Search the material for "SCARCITY" and show all lines that contain it.
--------------------
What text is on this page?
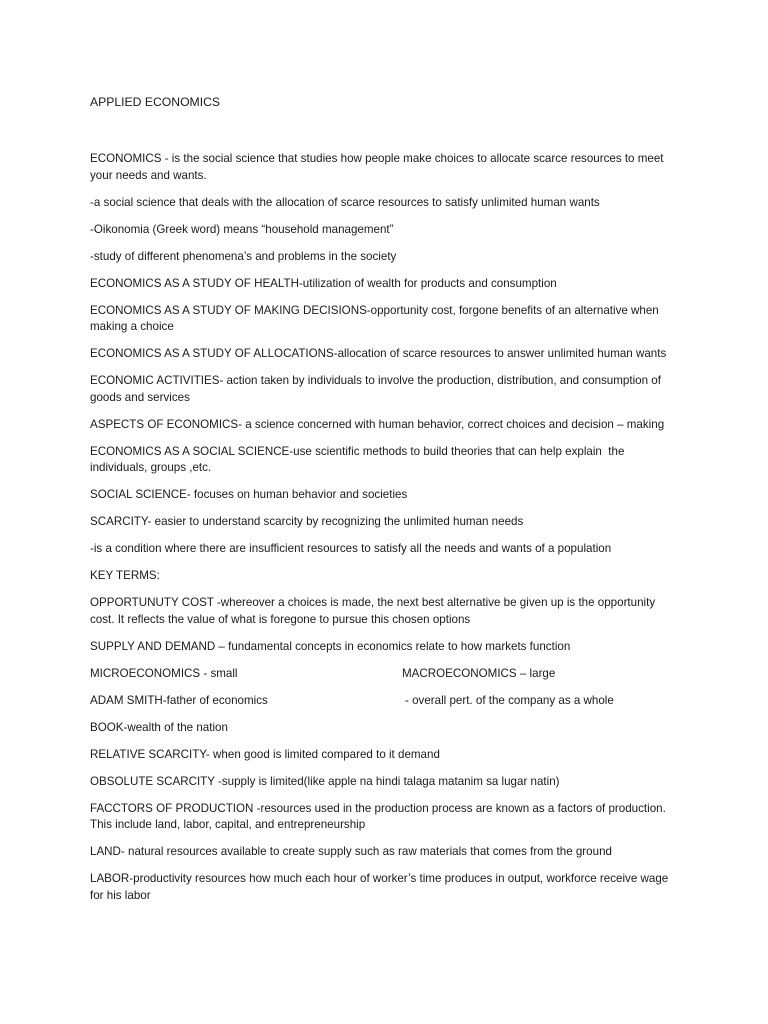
APPLIED ECONOMICS
ECONOMICS - is the social science that studies how people make choices to allocate scarce resources to meet your needs and wants.
-a social science that deals with the allocation of scarce resources to satisfy unlimited human wants
-Oikonomia (Greek word) means “household management”
-study of different phenomena’s and problems in the society
ECONOMICS AS A STUDY OF HEALTH-utilization of wealth for products and consumption
ECONOMICS AS A STUDY OF MAKING DECISIONS-opportunity cost, forgone benefits of an alternative when making a choice
ECONOMICS AS A STUDY OF ALLOCATIONS-allocation of scarce resources to answer unlimited human wants
ECONOMIC ACTIVITIES- action taken by individuals to involve the production, distribution, and consumption of goods and services
ASPECTS OF ECONOMICS- a science concerned with human behavior, correct choices and decision – making
ECONOMICS AS A SOCIAL SCIENCE-use scientific methods to build theories that can help explain  the individuals, groups ,etc.
SOCIAL SCIENCE- focuses on human behavior and societies
SCARCITY- easier to understand scarcity by recognizing the unlimited human needs
-is a condition where there are insufficient resources to satisfy all the needs and wants of a population
KEY TERMS:
OPPORTUNUTY COST -whereover a choices is made, the next best alternative be given up is the opportunity cost. It reflects the value of what is foregone to pursue this chosen options
SUPPLY AND DEMAND – fundamental concepts in economics relate to how markets function
MICROECONOMICS - small	MACROECONOMICS – large
ADAM SMITH-father of economics	- overall pert. of the company as a whole
BOOK-wealth of the nation
RELATIVE SCARCITY- when good is limited compared to it demand
OBSOLUTE SCARCITY -supply is limited(like apple na hindi talaga matanim sa lugar natin)
FACCTORS OF PRODUCTION -resources used in the production process are known as a factors of production. This include land, labor, capital, and entrepreneurship
LAND- natural resources available to create supply such as raw materials that comes from the ground
LABOR-productivity resources how much each hour of worker’s time produces in output, workforce receive wage for his labor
--------------------
__Answer below__:
SCARCITY- easier to understand scarcity by recognizing the unlimited human needs
RELATIVE SCARCITY- when good is limited compared to it demand
OBSOLUTE SCARCITY -supply is limited(like apple na hindi talaga matanim sa lugar natin)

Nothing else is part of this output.